- [Requirements]
Please copy every line of the material below word for word, leaving out the pictures.

- [Task input]

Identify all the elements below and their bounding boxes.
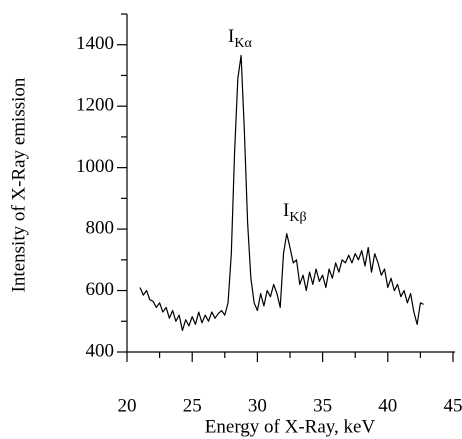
y-tick-label: 800 — [86, 217, 115, 238]
x-tick-label: 25 — [183, 395, 202, 416]
x-tick-label: 20 — [118, 395, 137, 416]
x-tick-label: 45 — [444, 395, 462, 416]
annotation-subscript: Kα — [234, 36, 252, 51]
y-tick-label: 1200 — [76, 95, 114, 116]
y-tick-label: 1000 — [76, 156, 114, 177]
y-tick-label: 1400 — [76, 33, 114, 54]
peak-annotation: IKα — [228, 26, 252, 51]
x-tick-label: 30 — [248, 395, 267, 416]
y-axis-label: Intensity of X-Ray emission — [8, 77, 29, 292]
x-tick-label: 35 — [313, 395, 332, 416]
y-tick-label: 400 — [86, 340, 115, 361]
annotation-subscript: Kβ — [289, 210, 306, 225]
spectrum-line — [139, 54, 424, 332]
annotation-text: I — [228, 26, 234, 47]
y-tick-label: 600 — [86, 279, 115, 300]
annotation-text: I — [283, 200, 289, 221]
x-axis-label: Energy of X-Ray, keV — [205, 416, 376, 437]
x-tick-label: 40 — [378, 395, 397, 416]
peak-annotation: IKβ — [283, 200, 307, 225]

- [Exercise answer]
Identify all the elements below and their bounding boxes.
y-tick-label: 800 — [86, 217, 115, 238]
x-tick-label: 25 — [183, 395, 202, 416]
x-tick-label: 20 — [118, 395, 137, 416]
x-tick-label: 45 — [444, 395, 462, 416]
annotation-subscript: Kα — [234, 36, 252, 51]
y-tick-label: 1200 — [76, 95, 114, 116]
y-tick-label: 1000 — [76, 156, 114, 177]
y-tick-label: 1400 — [76, 33, 114, 54]
peak-annotation: IKα — [228, 26, 252, 51]
x-tick-label: 30 — [248, 395, 267, 416]
y-axis-label: Intensity of X-Ray emission — [8, 77, 29, 292]
x-tick-label: 35 — [313, 395, 332, 416]
y-tick-label: 400 — [86, 340, 115, 361]
annotation-subscript: Kβ — [289, 210, 306, 225]
spectrum-line — [139, 54, 424, 332]
annotation-text: I — [228, 26, 234, 47]
y-tick-label: 600 — [86, 279, 115, 300]
annotation-text: I — [283, 200, 289, 221]
x-axis-label: Energy of X-Ray, keV — [205, 416, 376, 437]
x-tick-label: 40 — [378, 395, 397, 416]
peak-annotation: IKβ — [283, 200, 307, 225]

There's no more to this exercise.